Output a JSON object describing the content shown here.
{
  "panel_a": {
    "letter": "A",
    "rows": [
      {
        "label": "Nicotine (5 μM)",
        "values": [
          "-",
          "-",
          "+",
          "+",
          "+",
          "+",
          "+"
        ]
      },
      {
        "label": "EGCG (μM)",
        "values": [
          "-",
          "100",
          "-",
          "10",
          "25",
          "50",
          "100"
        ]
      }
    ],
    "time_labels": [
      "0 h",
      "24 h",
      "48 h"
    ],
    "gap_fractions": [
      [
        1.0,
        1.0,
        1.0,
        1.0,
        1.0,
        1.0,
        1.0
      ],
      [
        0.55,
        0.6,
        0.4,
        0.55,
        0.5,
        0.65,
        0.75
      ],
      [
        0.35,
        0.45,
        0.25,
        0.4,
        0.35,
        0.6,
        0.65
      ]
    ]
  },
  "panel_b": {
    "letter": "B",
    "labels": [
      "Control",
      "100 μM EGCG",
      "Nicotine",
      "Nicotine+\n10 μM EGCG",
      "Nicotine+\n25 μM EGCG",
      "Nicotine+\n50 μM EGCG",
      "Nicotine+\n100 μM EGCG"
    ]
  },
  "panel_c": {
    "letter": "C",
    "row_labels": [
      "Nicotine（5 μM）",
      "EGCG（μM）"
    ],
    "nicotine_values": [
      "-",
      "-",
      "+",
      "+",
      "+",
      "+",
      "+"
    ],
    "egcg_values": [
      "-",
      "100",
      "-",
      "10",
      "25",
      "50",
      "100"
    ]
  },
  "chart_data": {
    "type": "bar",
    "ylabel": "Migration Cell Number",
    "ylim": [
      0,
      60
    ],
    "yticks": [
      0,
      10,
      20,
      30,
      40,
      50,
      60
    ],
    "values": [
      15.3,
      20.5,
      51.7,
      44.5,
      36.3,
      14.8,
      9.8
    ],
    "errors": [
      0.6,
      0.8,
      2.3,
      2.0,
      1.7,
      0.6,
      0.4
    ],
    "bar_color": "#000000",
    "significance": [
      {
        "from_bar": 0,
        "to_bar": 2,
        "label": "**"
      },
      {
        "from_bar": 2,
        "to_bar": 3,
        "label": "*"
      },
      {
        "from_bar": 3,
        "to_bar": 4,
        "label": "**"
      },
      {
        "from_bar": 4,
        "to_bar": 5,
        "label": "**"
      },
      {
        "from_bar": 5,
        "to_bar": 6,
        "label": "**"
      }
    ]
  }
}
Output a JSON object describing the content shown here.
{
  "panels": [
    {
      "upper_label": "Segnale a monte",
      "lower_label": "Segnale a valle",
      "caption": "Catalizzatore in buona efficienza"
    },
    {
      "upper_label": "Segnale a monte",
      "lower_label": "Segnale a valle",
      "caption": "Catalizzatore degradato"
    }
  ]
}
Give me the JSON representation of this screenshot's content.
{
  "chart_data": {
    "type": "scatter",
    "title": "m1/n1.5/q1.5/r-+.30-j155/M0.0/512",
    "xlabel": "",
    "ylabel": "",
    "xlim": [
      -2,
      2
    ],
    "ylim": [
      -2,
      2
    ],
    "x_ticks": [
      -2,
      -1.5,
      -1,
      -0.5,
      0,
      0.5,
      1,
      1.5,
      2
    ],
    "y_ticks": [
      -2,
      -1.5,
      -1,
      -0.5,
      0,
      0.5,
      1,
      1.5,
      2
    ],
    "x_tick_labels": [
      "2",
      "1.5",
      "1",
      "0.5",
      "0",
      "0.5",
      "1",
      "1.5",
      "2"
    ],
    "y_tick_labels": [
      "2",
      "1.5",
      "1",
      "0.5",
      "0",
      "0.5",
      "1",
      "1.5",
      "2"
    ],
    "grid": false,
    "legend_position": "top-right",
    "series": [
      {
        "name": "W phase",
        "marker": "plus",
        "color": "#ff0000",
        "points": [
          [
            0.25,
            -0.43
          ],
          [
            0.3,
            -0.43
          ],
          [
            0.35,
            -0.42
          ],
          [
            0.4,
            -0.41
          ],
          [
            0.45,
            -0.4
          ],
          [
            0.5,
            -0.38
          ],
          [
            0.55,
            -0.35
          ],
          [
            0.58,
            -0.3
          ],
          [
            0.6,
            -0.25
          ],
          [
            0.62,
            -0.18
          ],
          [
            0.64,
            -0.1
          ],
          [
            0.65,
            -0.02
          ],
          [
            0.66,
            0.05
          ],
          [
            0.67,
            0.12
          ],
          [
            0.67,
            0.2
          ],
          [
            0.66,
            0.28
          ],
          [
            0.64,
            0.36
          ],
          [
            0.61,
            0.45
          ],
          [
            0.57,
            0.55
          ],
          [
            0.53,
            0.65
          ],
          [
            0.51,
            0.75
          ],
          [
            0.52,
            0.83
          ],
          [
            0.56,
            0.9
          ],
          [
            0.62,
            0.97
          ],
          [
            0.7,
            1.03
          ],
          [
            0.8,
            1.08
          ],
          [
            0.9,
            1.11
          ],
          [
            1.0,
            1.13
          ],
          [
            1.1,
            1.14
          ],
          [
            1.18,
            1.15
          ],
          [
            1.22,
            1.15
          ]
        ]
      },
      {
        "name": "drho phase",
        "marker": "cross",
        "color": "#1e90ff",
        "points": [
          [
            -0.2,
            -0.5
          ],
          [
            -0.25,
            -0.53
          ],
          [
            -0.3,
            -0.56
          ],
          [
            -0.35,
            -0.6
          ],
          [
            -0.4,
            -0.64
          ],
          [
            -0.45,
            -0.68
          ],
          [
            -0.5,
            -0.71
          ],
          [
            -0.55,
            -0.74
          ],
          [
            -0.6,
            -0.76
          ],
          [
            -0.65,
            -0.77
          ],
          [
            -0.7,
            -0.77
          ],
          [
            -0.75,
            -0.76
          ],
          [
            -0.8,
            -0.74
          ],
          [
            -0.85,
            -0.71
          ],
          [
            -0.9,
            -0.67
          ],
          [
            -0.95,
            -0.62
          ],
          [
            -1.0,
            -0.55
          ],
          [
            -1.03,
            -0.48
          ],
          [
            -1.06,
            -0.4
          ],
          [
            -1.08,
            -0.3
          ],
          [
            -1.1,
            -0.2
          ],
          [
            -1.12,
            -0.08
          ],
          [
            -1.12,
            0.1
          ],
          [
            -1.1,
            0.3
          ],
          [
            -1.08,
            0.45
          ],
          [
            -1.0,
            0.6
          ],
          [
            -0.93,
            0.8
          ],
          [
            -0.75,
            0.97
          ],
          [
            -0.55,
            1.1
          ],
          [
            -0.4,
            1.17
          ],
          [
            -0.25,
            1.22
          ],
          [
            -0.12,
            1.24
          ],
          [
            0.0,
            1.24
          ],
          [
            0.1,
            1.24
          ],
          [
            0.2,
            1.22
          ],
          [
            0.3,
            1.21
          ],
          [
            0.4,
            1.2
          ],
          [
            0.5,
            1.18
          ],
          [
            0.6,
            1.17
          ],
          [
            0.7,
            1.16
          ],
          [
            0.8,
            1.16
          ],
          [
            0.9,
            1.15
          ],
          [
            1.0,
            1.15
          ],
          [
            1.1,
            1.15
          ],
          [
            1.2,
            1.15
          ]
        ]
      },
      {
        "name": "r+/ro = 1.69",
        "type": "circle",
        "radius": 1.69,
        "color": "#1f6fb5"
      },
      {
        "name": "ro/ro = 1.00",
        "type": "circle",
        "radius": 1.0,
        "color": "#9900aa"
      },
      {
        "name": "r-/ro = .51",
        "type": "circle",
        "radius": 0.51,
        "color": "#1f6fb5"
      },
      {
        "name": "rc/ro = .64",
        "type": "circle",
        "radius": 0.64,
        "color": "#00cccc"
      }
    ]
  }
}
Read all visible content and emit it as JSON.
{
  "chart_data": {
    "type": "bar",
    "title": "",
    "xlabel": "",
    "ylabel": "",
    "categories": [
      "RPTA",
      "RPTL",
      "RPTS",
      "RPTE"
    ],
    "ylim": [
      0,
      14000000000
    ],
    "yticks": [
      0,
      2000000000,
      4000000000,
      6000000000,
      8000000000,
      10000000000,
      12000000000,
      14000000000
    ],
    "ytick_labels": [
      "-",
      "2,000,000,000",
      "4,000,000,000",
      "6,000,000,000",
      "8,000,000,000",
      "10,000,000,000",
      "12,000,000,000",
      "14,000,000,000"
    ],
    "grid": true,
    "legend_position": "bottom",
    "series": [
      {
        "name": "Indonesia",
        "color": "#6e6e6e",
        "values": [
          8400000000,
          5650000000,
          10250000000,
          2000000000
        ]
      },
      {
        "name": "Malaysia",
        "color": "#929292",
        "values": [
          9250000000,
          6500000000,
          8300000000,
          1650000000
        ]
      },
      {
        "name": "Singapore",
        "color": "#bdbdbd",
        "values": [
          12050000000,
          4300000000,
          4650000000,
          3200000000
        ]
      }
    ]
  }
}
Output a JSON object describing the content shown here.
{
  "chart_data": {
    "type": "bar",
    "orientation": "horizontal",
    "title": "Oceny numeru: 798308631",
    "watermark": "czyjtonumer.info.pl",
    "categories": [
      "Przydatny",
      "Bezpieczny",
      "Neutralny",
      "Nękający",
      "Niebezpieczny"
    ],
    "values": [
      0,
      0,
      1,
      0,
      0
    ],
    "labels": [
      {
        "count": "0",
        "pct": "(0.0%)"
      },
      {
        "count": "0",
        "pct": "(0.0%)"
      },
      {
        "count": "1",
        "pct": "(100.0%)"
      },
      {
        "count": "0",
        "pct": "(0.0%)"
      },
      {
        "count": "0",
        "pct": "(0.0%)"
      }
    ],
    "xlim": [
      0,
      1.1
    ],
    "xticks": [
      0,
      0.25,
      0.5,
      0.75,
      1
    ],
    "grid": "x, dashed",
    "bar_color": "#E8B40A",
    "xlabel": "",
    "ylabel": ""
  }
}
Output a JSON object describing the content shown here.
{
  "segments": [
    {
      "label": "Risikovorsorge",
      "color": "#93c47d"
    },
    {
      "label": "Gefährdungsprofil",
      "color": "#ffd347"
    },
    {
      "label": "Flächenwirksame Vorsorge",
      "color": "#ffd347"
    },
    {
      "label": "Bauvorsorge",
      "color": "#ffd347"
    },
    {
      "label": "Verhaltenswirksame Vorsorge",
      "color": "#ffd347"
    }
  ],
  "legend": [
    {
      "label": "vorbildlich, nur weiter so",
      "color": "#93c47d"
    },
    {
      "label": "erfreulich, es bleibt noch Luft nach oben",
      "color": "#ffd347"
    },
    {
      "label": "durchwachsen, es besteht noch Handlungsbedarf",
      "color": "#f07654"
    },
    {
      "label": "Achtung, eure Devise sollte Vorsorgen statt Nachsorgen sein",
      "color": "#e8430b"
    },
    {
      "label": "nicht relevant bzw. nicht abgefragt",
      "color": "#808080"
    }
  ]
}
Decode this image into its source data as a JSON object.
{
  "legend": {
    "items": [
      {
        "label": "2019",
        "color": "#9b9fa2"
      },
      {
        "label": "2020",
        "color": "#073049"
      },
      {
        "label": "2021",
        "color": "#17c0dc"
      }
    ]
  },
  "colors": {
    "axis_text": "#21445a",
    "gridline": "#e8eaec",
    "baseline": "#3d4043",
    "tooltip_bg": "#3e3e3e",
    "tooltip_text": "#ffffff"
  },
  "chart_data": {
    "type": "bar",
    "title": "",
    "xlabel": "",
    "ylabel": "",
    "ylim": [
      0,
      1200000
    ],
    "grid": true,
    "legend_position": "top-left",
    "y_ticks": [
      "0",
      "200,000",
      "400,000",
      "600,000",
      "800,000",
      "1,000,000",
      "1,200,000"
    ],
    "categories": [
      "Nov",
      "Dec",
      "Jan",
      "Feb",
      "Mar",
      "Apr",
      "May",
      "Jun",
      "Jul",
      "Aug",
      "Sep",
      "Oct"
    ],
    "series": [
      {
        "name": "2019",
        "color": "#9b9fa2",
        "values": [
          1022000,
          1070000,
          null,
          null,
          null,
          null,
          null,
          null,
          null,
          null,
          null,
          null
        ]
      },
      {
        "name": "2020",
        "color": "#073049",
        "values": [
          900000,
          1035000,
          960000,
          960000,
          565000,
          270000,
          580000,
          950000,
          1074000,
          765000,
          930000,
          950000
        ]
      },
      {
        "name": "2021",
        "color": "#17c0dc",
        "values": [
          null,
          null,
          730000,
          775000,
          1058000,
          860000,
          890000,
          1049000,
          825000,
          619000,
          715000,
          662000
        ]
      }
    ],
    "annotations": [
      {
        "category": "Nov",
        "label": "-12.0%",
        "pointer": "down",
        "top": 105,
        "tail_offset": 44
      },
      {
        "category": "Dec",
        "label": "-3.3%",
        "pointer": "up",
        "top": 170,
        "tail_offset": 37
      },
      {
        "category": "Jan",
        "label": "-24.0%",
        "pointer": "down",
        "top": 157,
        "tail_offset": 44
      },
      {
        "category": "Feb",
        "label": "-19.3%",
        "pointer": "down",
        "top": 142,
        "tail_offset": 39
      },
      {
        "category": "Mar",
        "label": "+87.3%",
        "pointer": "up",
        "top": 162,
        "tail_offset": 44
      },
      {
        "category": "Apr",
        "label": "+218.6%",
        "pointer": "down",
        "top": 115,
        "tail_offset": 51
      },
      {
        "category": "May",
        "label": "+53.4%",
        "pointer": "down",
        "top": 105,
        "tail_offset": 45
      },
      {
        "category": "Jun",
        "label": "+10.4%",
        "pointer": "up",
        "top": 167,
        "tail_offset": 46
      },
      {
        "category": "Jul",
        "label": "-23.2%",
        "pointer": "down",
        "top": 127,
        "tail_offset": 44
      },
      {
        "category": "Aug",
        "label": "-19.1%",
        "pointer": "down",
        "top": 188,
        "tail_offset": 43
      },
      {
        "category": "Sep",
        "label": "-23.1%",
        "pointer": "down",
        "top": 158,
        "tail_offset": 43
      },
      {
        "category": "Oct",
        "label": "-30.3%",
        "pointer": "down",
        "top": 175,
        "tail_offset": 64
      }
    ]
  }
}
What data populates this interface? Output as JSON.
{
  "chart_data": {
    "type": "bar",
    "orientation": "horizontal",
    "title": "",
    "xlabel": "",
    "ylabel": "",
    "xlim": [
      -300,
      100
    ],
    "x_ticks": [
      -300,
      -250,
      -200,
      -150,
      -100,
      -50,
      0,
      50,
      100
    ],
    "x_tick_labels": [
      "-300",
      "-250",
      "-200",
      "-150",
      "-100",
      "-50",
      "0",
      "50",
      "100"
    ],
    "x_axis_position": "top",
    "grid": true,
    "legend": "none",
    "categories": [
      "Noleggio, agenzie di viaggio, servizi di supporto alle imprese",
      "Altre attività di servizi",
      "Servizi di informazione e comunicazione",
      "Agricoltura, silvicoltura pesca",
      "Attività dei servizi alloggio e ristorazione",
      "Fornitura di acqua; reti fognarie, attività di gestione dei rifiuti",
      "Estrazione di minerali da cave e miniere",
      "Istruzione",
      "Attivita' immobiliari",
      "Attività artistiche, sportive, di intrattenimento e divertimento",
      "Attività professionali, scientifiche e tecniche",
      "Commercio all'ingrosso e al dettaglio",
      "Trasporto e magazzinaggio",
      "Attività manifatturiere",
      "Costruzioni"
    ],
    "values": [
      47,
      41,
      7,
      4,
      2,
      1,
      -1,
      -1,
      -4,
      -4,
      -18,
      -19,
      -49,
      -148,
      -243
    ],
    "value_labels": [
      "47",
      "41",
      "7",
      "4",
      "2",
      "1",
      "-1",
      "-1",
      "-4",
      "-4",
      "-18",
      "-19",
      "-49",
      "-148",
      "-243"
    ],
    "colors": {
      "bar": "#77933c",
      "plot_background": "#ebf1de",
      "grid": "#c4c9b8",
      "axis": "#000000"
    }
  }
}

▸ AIM OF THE TASK
Which lines of the data above contain "category"? Copy each one.

▸ OUTPUT BELOW
        "category": "Nov",
        "category": "Dec",
        "category": "Jan",
        "category": "Feb",
        "category": "Mar",
        "category": "Apr",
        "category": "May",
        "category": "Jun",
        "category": "Jul",
        "category": "Aug",
        "category": "Sep",
        "category": "Oct",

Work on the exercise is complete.